• **Problem statement**: Transcribe all the records with complete accuracy.

• **Data listing**:
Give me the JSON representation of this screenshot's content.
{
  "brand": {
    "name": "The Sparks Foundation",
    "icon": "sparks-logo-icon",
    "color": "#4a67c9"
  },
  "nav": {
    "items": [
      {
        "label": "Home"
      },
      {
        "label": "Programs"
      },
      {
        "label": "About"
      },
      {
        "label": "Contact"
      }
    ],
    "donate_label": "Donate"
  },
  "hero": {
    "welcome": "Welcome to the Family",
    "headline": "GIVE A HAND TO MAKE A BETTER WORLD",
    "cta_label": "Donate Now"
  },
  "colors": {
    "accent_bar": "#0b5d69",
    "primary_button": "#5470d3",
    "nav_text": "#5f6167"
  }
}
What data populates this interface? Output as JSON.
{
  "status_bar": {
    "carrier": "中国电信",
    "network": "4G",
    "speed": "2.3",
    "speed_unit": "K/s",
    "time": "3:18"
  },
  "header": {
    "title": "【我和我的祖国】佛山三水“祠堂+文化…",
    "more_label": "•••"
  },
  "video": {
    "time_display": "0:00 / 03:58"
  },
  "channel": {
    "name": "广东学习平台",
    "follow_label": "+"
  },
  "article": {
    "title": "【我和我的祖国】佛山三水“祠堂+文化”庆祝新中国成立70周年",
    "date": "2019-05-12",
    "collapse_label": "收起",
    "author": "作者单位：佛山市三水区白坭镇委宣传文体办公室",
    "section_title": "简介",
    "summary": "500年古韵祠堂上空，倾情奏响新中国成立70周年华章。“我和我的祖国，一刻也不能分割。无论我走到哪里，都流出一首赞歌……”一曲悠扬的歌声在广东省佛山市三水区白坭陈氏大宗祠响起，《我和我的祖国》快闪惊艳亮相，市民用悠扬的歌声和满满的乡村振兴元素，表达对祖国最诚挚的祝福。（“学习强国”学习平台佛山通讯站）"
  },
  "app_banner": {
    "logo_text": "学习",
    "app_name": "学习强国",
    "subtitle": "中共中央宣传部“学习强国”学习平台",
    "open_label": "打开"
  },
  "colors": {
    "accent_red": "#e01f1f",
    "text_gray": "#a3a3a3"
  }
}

• **Output of the exercise**:
Give me the JSON representation of this screenshot's content.
{
  "brand": {
    "name": "The Sparks Foundation",
    "icon": "sparks-logo-icon",
    "color": "#4a67c9"
  },
  "nav": {
    "items": [
      {
        "label": "Home"
      },
      {
        "label": "Programs"
      },
      {
        "label": "About"
      },
      {
        "label": "Contact"
      }
    ],
    "donate_label": "Donate"
  },
  "hero": {
    "welcome": "Welcome to the Family",
    "headline": "GIVE A HAND TO MAKE A BETTER WORLD",
    "cta_label": "Donate Now"
  },
  "colors": {
    "accent_bar": "#0b5d69",
    "primary_button": "#5470d3",
    "nav_text": "#5f6167"
  }
}
What data populates this interface? Output as JSON.
{
  "status_bar": {
    "carrier": "中国电信",
    "network": "4G",
    "speed": "2.3",
    "speed_unit": "K/s",
    "time": "3:18"
  },
  "header": {
    "title": "【我和我的祖国】佛山三水“祠堂+文化…",
    "more_label": "•••"
  },
  "video": {
    "time_display": "0:00 / 03:58"
  },
  "channel": {
    "name": "广东学习平台",
    "follow_label": "+"
  },
  "article": {
    "title": "【我和我的祖国】佛山三水“祠堂+文化”庆祝新中国成立70周年",
    "date": "2019-05-12",
    "collapse_label": "收起",
    "author": "作者单位：佛山市三水区白坭镇委宣传文体办公室",
    "section_title": "简介",
    "summary": "500年古韵祠堂上空，倾情奏响新中国成立70周年华章。“我和我的祖国，一刻也不能分割。无论我走到哪里，都流出一首赞歌……”一曲悠扬的歌声在广东省佛山市三水区白坭陈氏大宗祠响起，《我和我的祖国》快闪惊艳亮相，市民用悠扬的歌声和满满的乡村振兴元素，表达对祖国最诚挚的祝福。（“学习强国”学习平台佛山通讯站）"
  },
  "app_banner": {
    "logo_text": "学习",
    "app_name": "学习强国",
    "subtitle": "中共中央宣传部“学习强国”学习平台",
    "open_label": "打开"
  },
  "colors": {
    "accent_red": "#e01f1f",
    "text_gray": "#a3a3a3"
  }
}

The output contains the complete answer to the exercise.